Description of the task: Copy every line that holds the string "Flygplats" from the data below.

- - -

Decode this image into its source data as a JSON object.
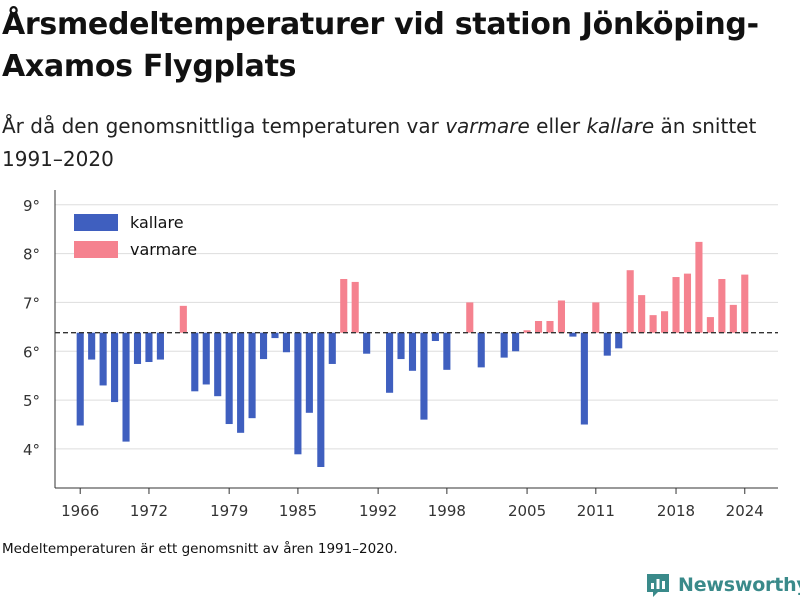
{
  "title": "Årsmedeltemperaturer vid station Jönköping-Axamos Flygplats",
  "subtitle": {
    "part1": "År då den genomsnittliga temperaturen var ",
    "warm_word": "varmare",
    "part2": " eller ",
    "cold_word": "kallare",
    "part3": " än snittet 1991–2020"
  },
  "footnote": "Medeltemperaturen är ett genomsnitt av åren 1991–2020.",
  "logo": {
    "text": "Newsworthy",
    "icon": "bar-chart-logo-icon"
  },
  "colors": {
    "cold": "#3f5fbf",
    "warm": "#f5828f",
    "grid": "#dddddd",
    "baseline": "#333333"
  },
  "chart_data": {
    "type": "bar",
    "title": "Årsmedeltemperaturer vid station Jönköping-Axamos Flygplats",
    "xlabel": "",
    "ylabel": "",
    "baseline": 6.38,
    "ylim": [
      3.2,
      9.2
    ],
    "yticks": [
      4,
      5,
      6,
      7,
      8,
      9
    ],
    "ytick_labels": [
      "4°",
      "5°",
      "6°",
      "7°",
      "8°",
      "9°"
    ],
    "xlim": [
      1963.8,
      2026.9
    ],
    "xticks": [
      1966,
      1972,
      1979,
      1985,
      1992,
      1998,
      2005,
      2011,
      2018,
      2024
    ],
    "grid": true,
    "legend": {
      "position": "top-left",
      "entries": [
        {
          "name": "kallare",
          "color": "#3f5fbf"
        },
        {
          "name": "varmare",
          "color": "#f5828f"
        }
      ]
    },
    "years": [
      1966,
      1967,
      1968,
      1969,
      1970,
      1971,
      1972,
      1973,
      1974,
      1975,
      1976,
      1977,
      1978,
      1979,
      1980,
      1981,
      1982,
      1983,
      1984,
      1985,
      1986,
      1987,
      1988,
      1989,
      1990,
      1991,
      1992,
      1993,
      1994,
      1995,
      1996,
      1997,
      1998,
      1999,
      2000,
      2001,
      2002,
      2003,
      2004,
      2005,
      2006,
      2007,
      2008,
      2009,
      2010,
      2011,
      2012,
      2013,
      2014,
      2015,
      2016,
      2017,
      2018,
      2019,
      2020,
      2021,
      2022,
      2023,
      2024
    ],
    "values": [
      4.48,
      5.83,
      5.3,
      4.96,
      4.15,
      5.74,
      5.78,
      5.83,
      6.37,
      6.93,
      5.18,
      5.32,
      5.08,
      4.51,
      4.33,
      4.63,
      5.84,
      6.27,
      5.98,
      3.89,
      4.74,
      3.63,
      5.74,
      7.48,
      7.42,
      5.95,
      6.38,
      5.15,
      5.84,
      5.6,
      4.6,
      6.21,
      5.62,
      6.38,
      7.0,
      5.67,
      6.38,
      5.87,
      6.0,
      6.43,
      6.62,
      6.62,
      7.04,
      6.3,
      4.5,
      7.0,
      5.91,
      6.06,
      7.66,
      7.15,
      6.74,
      6.82,
      7.52,
      7.59,
      8.24,
      6.7,
      7.48,
      6.95,
      7.57
    ]
  }
}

- - -

The completed task:
  "title": "Årsmedeltemperaturer vid station Jönköping-Axamos Flygplats",
    "title": "Årsmedeltemperaturer vid station Jönköping-Axamos Flygplats",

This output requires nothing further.